RECORDS FOR THIS TASK >>
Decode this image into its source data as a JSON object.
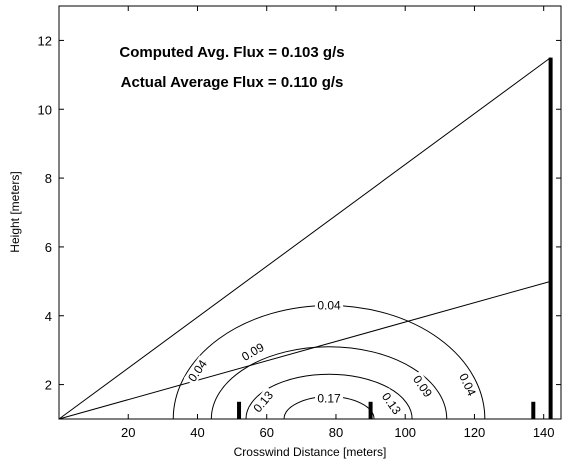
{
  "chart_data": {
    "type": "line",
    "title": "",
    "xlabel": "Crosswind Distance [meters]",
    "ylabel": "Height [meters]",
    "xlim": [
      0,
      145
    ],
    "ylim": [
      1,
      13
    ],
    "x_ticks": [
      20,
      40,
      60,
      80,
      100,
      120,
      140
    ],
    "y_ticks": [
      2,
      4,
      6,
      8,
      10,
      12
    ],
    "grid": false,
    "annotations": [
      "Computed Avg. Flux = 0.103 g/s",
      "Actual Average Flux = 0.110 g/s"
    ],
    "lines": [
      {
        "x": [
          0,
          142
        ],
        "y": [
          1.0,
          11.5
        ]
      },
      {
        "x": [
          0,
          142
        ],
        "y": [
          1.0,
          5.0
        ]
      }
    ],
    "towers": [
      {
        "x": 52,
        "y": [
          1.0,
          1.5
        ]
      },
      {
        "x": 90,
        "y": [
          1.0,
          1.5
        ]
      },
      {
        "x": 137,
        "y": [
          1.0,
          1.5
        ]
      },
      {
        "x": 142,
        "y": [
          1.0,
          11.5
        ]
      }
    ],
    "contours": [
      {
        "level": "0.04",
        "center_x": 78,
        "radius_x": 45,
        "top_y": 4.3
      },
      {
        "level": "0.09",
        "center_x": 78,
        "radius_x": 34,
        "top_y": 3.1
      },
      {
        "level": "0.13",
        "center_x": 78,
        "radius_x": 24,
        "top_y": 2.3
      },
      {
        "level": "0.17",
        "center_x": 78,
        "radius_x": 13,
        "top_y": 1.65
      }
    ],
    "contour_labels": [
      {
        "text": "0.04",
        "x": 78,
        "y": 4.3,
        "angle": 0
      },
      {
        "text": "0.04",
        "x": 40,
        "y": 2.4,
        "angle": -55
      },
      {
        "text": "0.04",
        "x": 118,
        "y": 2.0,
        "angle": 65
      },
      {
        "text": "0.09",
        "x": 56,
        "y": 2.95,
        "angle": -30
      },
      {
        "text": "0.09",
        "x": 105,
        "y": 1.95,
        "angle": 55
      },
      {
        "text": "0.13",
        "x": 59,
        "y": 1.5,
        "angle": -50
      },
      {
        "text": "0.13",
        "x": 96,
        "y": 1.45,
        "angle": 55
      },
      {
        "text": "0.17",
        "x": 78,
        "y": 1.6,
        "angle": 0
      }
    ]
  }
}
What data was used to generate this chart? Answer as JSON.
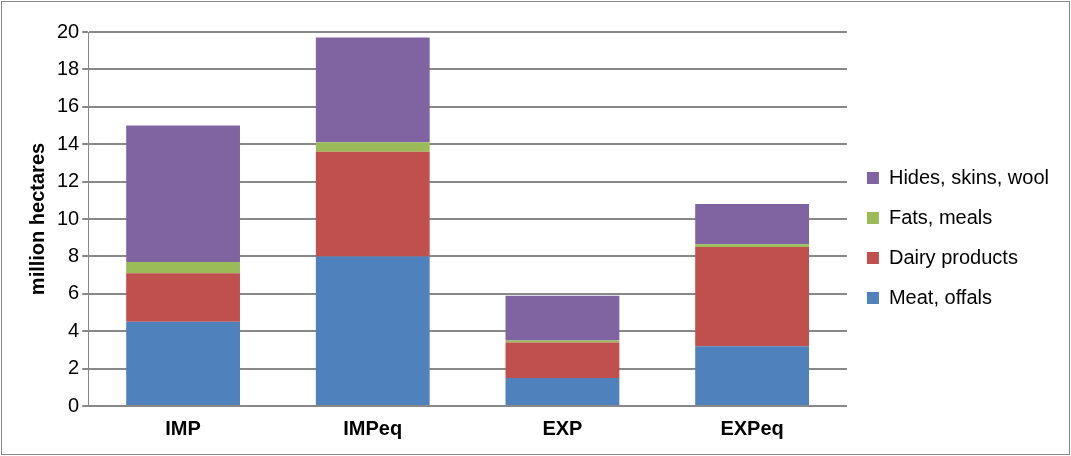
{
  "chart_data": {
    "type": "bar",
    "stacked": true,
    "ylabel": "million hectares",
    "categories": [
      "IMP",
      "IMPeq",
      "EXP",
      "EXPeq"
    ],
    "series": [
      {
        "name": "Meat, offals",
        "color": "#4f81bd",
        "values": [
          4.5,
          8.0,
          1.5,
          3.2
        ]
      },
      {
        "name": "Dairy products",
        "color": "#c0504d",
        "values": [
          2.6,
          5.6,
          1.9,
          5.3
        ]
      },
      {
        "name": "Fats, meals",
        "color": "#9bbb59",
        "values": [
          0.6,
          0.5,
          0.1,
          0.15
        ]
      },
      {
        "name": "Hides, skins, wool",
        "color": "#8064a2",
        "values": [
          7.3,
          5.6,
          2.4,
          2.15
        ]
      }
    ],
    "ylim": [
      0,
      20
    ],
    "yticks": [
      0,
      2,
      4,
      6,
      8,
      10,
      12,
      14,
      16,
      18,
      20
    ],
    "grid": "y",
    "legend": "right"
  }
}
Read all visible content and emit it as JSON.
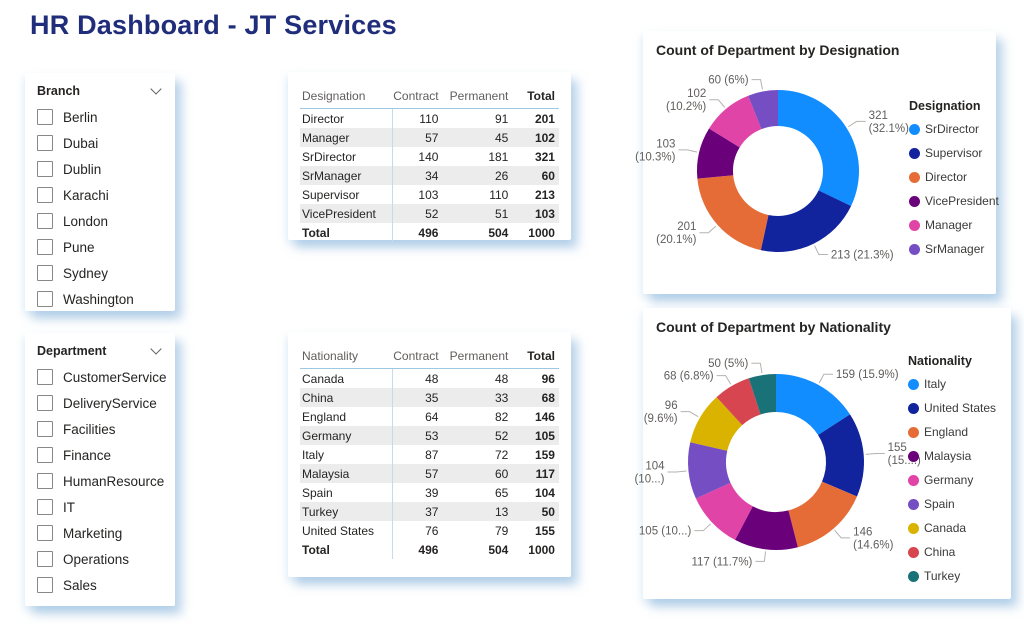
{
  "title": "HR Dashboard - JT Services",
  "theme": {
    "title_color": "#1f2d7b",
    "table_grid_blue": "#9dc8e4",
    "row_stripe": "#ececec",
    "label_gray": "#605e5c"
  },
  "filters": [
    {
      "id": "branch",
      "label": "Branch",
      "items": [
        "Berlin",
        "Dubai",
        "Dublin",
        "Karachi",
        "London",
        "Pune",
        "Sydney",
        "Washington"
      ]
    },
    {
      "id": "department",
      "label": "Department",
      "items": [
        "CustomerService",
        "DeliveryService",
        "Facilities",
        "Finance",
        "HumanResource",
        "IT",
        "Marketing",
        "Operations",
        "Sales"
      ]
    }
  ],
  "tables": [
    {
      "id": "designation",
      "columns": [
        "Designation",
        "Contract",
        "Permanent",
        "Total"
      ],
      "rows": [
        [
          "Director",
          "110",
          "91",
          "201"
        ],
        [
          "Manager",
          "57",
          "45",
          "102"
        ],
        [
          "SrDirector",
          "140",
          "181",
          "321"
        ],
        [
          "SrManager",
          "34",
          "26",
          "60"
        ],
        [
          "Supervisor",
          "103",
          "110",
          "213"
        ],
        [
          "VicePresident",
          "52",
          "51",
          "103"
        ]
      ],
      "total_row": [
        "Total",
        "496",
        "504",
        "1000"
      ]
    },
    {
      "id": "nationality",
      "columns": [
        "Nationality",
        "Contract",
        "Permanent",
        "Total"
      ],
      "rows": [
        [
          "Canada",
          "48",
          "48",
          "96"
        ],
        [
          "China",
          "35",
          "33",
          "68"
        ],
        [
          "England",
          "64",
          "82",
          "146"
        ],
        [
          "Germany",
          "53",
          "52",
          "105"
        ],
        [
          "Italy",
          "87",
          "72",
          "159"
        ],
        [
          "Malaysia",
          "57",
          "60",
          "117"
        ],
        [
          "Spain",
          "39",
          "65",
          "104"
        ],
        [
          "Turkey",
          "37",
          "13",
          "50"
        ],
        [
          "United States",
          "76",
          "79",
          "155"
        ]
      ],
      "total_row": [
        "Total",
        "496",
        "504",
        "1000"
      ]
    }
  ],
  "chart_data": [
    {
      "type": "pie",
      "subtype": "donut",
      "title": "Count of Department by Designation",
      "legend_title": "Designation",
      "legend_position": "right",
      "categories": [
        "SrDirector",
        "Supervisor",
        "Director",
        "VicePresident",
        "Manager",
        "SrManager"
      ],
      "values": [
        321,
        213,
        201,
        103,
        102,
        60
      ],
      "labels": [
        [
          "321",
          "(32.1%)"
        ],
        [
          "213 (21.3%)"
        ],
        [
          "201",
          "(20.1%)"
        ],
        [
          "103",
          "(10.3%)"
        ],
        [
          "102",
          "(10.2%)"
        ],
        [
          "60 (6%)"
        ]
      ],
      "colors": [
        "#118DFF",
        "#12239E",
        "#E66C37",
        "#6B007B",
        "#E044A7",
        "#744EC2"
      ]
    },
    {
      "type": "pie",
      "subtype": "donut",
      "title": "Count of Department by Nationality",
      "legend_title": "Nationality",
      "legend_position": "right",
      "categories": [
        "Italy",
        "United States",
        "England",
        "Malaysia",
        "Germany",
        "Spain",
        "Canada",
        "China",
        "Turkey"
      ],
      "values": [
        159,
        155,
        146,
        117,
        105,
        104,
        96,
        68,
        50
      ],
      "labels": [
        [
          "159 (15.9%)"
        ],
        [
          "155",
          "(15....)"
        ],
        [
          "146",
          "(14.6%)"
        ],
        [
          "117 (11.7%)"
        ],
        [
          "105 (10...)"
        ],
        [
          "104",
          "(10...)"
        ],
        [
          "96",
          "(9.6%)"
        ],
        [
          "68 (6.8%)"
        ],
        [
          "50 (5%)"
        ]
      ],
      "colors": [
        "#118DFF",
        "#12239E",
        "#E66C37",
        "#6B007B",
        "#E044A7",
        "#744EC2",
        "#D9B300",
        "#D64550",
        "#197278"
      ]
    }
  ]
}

EXERCISE TASK >> Transcribe every entry word for word, but omit the pictures.

PROBLEM SOLUTION >>
Decode this image into its source data as a JSON object.
{
  "chart_data": {
    "type": "line",
    "title": "",
    "xlabel": "Crosswind Distance [meters]",
    "ylabel": "Height [meters]",
    "xlim": [
      0,
      145
    ],
    "ylim": [
      1,
      13
    ],
    "x_ticks": [
      20,
      40,
      60,
      80,
      100,
      120,
      140
    ],
    "y_ticks": [
      2,
      4,
      6,
      8,
      10,
      12
    ],
    "grid": false,
    "annotations": [
      "Computed Avg. Flux = 0.103 g/s",
      "Actual Average Flux = 0.110 g/s"
    ],
    "lines": [
      {
        "x": [
          0,
          142
        ],
        "y": [
          1.0,
          11.5
        ]
      },
      {
        "x": [
          0,
          142
        ],
        "y": [
          1.0,
          5.0
        ]
      }
    ],
    "towers": [
      {
        "x": 52,
        "y": [
          1.0,
          1.5
        ]
      },
      {
        "x": 90,
        "y": [
          1.0,
          1.5
        ]
      },
      {
        "x": 137,
        "y": [
          1.0,
          1.5
        ]
      },
      {
        "x": 142,
        "y": [
          1.0,
          11.5
        ]
      }
    ],
    "contours": [
      {
        "level": "0.04",
        "center_x": 78,
        "radius_x": 45,
        "top_y": 4.3
      },
      {
        "level": "0.09",
        "center_x": 78,
        "radius_x": 34,
        "top_y": 3.1
      },
      {
        "level": "0.13",
        "center_x": 78,
        "radius_x": 24,
        "top_y": 2.3
      },
      {
        "level": "0.17",
        "center_x": 78,
        "radius_x": 13,
        "top_y": 1.65
      }
    ],
    "contour_labels": [
      {
        "text": "0.04",
        "x": 78,
        "y": 4.3,
        "angle": 0
      },
      {
        "text": "0.04",
        "x": 40,
        "y": 2.4,
        "angle": -55
      },
      {
        "text": "0.04",
        "x": 118,
        "y": 2.0,
        "angle": 65
      },
      {
        "text": "0.09",
        "x": 56,
        "y": 2.95,
        "angle": -30
      },
      {
        "text": "0.09",
        "x": 105,
        "y": 1.95,
        "angle": 55
      },
      {
        "text": "0.13",
        "x": 59,
        "y": 1.5,
        "angle": -50
      },
      {
        "text": "0.13",
        "x": 96,
        "y": 1.45,
        "angle": 55
      },
      {
        "text": "0.17",
        "x": 78,
        "y": 1.6,
        "angle": 0
      }
    ]
  }
}
What data was used to generate this chart? Answer as JSON.
{
  "chart_data": {
    "type": "bar",
    "stacked": true,
    "ylabel": "million hectares",
    "categories": [
      "IMP",
      "IMPeq",
      "EXP",
      "EXPeq"
    ],
    "series": [
      {
        "name": "Meat, offals",
        "color": "#4f81bd",
        "values": [
          4.5,
          8.0,
          1.5,
          3.2
        ]
      },
      {
        "name": "Dairy products",
        "color": "#c0504d",
        "values": [
          2.6,
          5.6,
          1.9,
          5.3
        ]
      },
      {
        "name": "Fats, meals",
        "color": "#9bbb59",
        "values": [
          0.6,
          0.5,
          0.1,
          0.15
        ]
      },
      {
        "name": "Hides, skins, wool",
        "color": "#8064a2",
        "values": [
          7.3,
          5.6,
          2.4,
          2.15
        ]
      }
    ],
    "ylim": [
      0,
      20
    ],
    "yticks": [
      0,
      2,
      4,
      6,
      8,
      10,
      12,
      14,
      16,
      18,
      20
    ],
    "grid": "y",
    "legend": "right"
  }
}
Read all visible content and emit it as JSON.
{
  "title": "HR Dashboard - JT Services",
  "theme": {
    "title_color": "#1f2d7b",
    "table_grid_blue": "#9dc8e4",
    "row_stripe": "#ececec",
    "label_gray": "#605e5c"
  },
  "filters": [
    {
      "id": "branch",
      "label": "Branch",
      "items": [
        "Berlin",
        "Dubai",
        "Dublin",
        "Karachi",
        "London",
        "Pune",
        "Sydney",
        "Washington"
      ]
    },
    {
      "id": "department",
      "label": "Department",
      "items": [
        "CustomerService",
        "DeliveryService",
        "Facilities",
        "Finance",
        "HumanResource",
        "IT",
        "Marketing",
        "Operations",
        "Sales"
      ]
    }
  ],
  "tables": [
    {
      "id": "designation",
      "columns": [
        "Designation",
        "Contract",
        "Permanent",
        "Total"
      ],
      "rows": [
        [
          "Director",
          "110",
          "91",
          "201"
        ],
        [
          "Manager",
          "57",
          "45",
          "102"
        ],
        [
          "SrDirector",
          "140",
          "181",
          "321"
        ],
        [
          "SrManager",
          "34",
          "26",
          "60"
        ],
        [
          "Supervisor",
          "103",
          "110",
          "213"
        ],
        [
          "VicePresident",
          "52",
          "51",
          "103"
        ]
      ],
      "total_row": [
        "Total",
        "496",
        "504",
        "1000"
      ]
    },
    {
      "id": "nationality",
      "columns": [
        "Nationality",
        "Contract",
        "Permanent",
        "Total"
      ],
      "rows": [
        [
          "Canada",
          "48",
          "48",
          "96"
        ],
        [
          "China",
          "35",
          "33",
          "68"
        ],
        [
          "England",
          "64",
          "82",
          "146"
        ],
        [
          "Germany",
          "53",
          "52",
          "105"
        ],
        [
          "Italy",
          "87",
          "72",
          "159"
        ],
        [
          "Malaysia",
          "57",
          "60",
          "117"
        ],
        [
          "Spain",
          "39",
          "65",
          "104"
        ],
        [
          "Turkey",
          "37",
          "13",
          "50"
        ],
        [
          "United States",
          "76",
          "79",
          "155"
        ]
      ],
      "total_row": [
        "Total",
        "496",
        "504",
        "1000"
      ]
    }
  ],
  "chart_data": [
    {
      "type": "pie",
      "subtype": "donut",
      "title": "Count of Department by Designation",
      "legend_title": "Designation",
      "legend_position": "right",
      "categories": [
        "SrDirector",
        "Supervisor",
        "Director",
        "VicePresident",
        "Manager",
        "SrManager"
      ],
      "values": [
        321,
        213,
        201,
        103,
        102,
        60
      ],
      "labels": [
        [
          "321",
          "(32.1%)"
        ],
        [
          "213 (21.3%)"
        ],
        [
          "201",
          "(20.1%)"
        ],
        [
          "103",
          "(10.3%)"
        ],
        [
          "102",
          "(10.2%)"
        ],
        [
          "60 (6%)"
        ]
      ],
      "colors": [
        "#118DFF",
        "#12239E",
        "#E66C37",
        "#6B007B",
        "#E044A7",
        "#744EC2"
      ]
    },
    {
      "type": "pie",
      "subtype": "donut",
      "title": "Count of Department by Nationality",
      "legend_title": "Nationality",
      "legend_position": "right",
      "categories": [
        "Italy",
        "United States",
        "England",
        "Malaysia",
        "Germany",
        "Spain",
        "Canada",
        "China",
        "Turkey"
      ],
      "values": [
        159,
        155,
        146,
        117,
        105,
        104,
        96,
        68,
        50
      ],
      "labels": [
        [
          "159 (15.9%)"
        ],
        [
          "155",
          "(15....)"
        ],
        [
          "146",
          "(14.6%)"
        ],
        [
          "117 (11.7%)"
        ],
        [
          "105 (10...)"
        ],
        [
          "104",
          "(10...)"
        ],
        [
          "96",
          "(9.6%)"
        ],
        [
          "68 (6.8%)"
        ],
        [
          "50 (5%)"
        ]
      ],
      "colors": [
        "#118DFF",
        "#12239E",
        "#E66C37",
        "#6B007B",
        "#E044A7",
        "#744EC2",
        "#D9B300",
        "#D64550",
        "#197278"
      ]
    }
  ]
}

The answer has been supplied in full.